>> Start GIVEN ENTRIES

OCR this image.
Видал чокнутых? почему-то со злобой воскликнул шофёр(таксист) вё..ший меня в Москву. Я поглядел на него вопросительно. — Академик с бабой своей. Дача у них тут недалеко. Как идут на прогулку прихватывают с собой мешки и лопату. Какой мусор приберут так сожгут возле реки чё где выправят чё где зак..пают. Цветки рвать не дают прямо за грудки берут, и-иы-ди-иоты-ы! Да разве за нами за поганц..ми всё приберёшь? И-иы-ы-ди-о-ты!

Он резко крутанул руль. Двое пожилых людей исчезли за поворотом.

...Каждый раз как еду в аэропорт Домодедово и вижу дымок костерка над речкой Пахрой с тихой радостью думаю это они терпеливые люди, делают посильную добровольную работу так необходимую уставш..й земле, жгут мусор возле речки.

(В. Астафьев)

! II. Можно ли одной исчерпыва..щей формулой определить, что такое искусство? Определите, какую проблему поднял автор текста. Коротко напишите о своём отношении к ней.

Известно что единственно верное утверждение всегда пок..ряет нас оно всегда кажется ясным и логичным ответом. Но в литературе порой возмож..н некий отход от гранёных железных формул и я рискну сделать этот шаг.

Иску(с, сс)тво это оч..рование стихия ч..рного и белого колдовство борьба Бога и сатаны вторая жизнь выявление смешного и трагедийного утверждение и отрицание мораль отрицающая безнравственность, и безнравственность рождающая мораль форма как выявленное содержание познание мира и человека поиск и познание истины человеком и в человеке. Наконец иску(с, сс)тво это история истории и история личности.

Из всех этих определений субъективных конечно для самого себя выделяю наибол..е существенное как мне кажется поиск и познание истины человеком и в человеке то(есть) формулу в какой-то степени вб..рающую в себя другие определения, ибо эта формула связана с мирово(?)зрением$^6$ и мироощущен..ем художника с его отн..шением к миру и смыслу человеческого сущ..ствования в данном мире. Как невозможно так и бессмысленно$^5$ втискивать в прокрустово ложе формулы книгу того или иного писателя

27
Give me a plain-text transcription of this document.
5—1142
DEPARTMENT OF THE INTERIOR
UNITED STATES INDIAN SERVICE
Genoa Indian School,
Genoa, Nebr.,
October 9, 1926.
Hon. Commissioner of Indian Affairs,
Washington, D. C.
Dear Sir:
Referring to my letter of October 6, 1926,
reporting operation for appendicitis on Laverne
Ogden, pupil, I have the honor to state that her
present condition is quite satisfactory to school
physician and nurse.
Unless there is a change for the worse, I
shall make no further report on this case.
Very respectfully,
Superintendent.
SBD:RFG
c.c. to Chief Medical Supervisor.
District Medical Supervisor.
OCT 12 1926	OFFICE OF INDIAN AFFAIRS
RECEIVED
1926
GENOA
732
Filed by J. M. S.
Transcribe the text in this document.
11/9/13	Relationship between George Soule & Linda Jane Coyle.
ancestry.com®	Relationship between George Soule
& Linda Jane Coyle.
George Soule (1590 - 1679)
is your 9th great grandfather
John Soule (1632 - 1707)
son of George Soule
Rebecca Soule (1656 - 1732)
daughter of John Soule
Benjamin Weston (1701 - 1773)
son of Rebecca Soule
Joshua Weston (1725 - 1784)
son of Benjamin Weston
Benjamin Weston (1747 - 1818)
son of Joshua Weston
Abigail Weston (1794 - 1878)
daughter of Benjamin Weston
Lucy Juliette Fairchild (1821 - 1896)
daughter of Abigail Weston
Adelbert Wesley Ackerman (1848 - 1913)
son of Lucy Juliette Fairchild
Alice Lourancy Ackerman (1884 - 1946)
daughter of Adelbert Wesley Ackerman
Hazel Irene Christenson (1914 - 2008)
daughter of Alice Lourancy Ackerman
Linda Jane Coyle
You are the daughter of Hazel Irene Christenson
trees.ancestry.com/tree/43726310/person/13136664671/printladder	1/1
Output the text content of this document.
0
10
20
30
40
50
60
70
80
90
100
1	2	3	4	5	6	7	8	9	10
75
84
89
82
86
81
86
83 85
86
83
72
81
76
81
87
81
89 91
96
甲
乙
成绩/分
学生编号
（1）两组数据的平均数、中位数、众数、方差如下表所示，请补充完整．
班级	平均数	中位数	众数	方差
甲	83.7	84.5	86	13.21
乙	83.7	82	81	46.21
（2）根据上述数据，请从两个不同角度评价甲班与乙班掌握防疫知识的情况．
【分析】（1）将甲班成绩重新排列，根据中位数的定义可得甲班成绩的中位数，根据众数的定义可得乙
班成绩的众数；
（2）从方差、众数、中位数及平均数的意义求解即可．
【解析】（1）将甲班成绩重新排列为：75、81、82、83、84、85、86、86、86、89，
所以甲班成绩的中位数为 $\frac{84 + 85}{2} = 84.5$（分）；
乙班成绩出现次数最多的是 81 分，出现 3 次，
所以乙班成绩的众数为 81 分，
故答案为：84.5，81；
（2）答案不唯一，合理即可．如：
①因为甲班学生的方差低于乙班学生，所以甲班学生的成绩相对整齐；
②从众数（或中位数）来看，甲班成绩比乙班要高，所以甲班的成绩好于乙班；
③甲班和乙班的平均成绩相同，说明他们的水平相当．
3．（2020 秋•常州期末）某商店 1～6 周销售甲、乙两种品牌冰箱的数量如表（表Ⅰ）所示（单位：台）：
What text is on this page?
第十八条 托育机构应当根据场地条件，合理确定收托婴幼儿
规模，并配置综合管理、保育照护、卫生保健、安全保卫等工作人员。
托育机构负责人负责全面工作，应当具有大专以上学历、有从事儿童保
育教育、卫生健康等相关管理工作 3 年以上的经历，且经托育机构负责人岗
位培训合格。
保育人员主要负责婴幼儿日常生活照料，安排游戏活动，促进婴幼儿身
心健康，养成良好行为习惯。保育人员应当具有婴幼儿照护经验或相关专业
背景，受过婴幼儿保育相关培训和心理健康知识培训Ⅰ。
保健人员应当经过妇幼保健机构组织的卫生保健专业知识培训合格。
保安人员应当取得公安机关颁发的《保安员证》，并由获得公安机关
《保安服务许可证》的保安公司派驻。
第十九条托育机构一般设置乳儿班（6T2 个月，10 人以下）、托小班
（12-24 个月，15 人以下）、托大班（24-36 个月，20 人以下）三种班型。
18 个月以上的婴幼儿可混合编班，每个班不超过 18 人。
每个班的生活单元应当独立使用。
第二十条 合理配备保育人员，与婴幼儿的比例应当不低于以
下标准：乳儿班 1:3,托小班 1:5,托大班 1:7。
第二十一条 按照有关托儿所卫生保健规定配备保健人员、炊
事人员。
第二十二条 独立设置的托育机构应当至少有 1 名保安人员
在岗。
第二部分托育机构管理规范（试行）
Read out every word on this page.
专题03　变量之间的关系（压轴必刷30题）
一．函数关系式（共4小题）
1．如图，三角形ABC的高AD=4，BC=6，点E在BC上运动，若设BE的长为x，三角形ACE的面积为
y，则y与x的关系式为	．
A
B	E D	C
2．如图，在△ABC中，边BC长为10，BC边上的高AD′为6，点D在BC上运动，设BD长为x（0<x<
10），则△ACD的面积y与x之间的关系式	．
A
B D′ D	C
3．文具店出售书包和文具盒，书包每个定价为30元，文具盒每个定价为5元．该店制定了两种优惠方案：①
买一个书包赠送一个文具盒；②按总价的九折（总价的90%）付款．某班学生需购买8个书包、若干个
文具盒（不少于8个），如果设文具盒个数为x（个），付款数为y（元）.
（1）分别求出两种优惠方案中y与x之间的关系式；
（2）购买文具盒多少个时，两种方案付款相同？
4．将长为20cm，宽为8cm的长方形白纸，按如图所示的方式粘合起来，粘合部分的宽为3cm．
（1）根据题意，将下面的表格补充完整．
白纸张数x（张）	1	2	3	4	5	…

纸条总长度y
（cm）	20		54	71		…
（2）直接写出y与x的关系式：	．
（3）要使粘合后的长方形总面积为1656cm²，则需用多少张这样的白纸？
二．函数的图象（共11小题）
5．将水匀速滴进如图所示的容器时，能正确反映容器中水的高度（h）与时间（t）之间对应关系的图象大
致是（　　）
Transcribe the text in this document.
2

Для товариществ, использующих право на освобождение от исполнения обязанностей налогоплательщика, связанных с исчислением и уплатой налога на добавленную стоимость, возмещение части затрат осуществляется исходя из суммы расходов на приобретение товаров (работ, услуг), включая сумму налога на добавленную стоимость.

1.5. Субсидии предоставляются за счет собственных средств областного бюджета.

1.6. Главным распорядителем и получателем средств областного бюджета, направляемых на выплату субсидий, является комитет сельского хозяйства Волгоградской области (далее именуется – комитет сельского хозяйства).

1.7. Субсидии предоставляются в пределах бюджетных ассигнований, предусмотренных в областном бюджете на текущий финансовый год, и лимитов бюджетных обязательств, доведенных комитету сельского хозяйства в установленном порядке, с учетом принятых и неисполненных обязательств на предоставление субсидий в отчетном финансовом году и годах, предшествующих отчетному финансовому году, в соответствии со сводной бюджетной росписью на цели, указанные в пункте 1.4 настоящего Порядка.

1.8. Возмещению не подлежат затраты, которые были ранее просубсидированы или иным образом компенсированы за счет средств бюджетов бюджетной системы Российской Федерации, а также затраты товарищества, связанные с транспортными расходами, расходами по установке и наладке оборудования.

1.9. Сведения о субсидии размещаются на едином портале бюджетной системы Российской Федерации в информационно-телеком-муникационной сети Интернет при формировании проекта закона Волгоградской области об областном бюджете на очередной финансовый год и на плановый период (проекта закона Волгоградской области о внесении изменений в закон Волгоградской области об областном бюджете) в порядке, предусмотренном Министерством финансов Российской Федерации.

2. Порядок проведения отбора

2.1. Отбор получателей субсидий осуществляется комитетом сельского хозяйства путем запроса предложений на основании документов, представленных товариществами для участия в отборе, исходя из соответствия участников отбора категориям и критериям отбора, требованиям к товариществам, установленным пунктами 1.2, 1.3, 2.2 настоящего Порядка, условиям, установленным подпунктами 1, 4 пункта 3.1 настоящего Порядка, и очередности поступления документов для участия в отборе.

>> End GIVEN ENTRIES

• [GOAL]
Count each line of the entries that holds the word "page", then state the total and nothing more.

• [EXPECTED OUTPUT]
2